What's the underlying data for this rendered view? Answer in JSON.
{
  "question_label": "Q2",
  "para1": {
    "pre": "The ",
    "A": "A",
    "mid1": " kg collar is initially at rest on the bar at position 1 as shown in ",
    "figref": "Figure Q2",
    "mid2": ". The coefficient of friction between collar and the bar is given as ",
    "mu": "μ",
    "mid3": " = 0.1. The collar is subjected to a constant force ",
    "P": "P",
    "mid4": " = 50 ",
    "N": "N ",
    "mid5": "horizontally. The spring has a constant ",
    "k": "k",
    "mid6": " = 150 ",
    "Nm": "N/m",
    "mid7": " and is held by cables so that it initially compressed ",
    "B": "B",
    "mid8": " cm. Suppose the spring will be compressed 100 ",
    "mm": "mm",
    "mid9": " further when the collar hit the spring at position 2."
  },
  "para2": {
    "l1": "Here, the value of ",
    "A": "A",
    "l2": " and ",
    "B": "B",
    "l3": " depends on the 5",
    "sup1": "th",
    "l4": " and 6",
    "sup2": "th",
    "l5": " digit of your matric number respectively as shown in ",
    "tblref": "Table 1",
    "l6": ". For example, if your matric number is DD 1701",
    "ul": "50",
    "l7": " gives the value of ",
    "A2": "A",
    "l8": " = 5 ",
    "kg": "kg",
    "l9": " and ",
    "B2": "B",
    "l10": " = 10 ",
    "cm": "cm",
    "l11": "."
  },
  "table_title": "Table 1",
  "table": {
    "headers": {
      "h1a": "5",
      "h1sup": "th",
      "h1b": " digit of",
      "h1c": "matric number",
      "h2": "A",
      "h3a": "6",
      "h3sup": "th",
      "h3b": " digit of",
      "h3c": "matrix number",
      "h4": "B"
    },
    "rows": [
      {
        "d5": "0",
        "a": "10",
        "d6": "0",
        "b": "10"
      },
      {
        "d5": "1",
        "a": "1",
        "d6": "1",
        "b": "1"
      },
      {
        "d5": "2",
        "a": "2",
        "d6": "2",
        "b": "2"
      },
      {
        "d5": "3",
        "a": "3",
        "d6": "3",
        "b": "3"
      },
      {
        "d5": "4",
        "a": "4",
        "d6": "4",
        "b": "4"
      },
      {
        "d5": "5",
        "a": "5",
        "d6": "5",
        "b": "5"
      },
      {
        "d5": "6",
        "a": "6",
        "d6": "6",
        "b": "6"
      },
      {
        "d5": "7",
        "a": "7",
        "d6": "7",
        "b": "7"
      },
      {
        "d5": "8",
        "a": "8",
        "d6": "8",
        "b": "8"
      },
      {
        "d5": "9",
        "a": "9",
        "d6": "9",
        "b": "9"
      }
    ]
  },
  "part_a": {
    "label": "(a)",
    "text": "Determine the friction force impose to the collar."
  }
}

TASK — Set down the listing above in full, please, exactly as it appears.

WRITTEN ANSWER —
What's the underlying data for this rendered view? Answer in JSON.
{
  "question_label": "Q2",
  "para1": {
    "pre": "The ",
    "A": "A",
    "mid1": " kg collar is initially at rest on the bar at position 1 as shown in ",
    "figref": "Figure Q2",
    "mid2": ". The coefficient of friction between collar and the bar is given as ",
    "mu": "μ",
    "mid3": " = 0.1. The collar is subjected to a constant force ",
    "P": "P",
    "mid4": " = 50 ",
    "N": "N ",
    "mid5": "horizontally. The spring has a constant ",
    "k": "k",
    "mid6": " = 150 ",
    "Nm": "N/m",
    "mid7": " and is held by cables so that it initially compressed ",
    "B": "B",
    "mid8": " cm. Suppose the spring will be compressed 100 ",
    "mm": "mm",
    "mid9": " further when the collar hit the spring at position 2."
  },
  "para2": {
    "l1": "Here, the value of ",
    "A": "A",
    "l2": " and ",
    "B": "B",
    "l3": " depends on the 5",
    "sup1": "th",
    "l4": " and 6",
    "sup2": "th",
    "l5": " digit of your matric number respectively as shown in ",
    "tblref": "Table 1",
    "l6": ". For example, if your matric number is DD 1701",
    "ul": "50",
    "l7": " gives the value of ",
    "A2": "A",
    "l8": " = 5 ",
    "kg": "kg",
    "l9": " and ",
    "B2": "B",
    "l10": " = 10 ",
    "cm": "cm",
    "l11": "."
  },
  "table_title": "Table 1",
  "table": {
    "headers": {
      "h1a": "5",
      "h1sup": "th",
      "h1b": " digit of",
      "h1c": "matric number",
      "h2": "A",
      "h3a": "6",
      "h3sup": "th",
      "h3b": " digit of",
      "h3c": "matrix number",
      "h4": "B"
    },
    "rows": [
      {
        "d5": "0",
        "a": "10",
        "d6": "0",
        "b": "10"
      },
      {
        "d5": "1",
        "a": "1",
        "d6": "1",
        "b": "1"
      },
      {
        "d5": "2",
        "a": "2",
        "d6": "2",
        "b": "2"
      },
      {
        "d5": "3",
        "a": "3",
        "d6": "3",
        "b": "3"
      },
      {
        "d5": "4",
        "a": "4",
        "d6": "4",
        "b": "4"
      },
      {
        "d5": "5",
        "a": "5",
        "d6": "5",
        "b": "5"
      },
      {
        "d5": "6",
        "a": "6",
        "d6": "6",
        "b": "6"
      },
      {
        "d5": "7",
        "a": "7",
        "d6": "7",
        "b": "7"
      },
      {
        "d5": "8",
        "a": "8",
        "d6": "8",
        "b": "8"
      },
      {
        "d5": "9",
        "a": "9",
        "d6": "9",
        "b": "9"
      }
    ]
  },
  "part_a": {
    "label": "(a)",
    "text": "Determine the friction force impose to the collar."
  }
}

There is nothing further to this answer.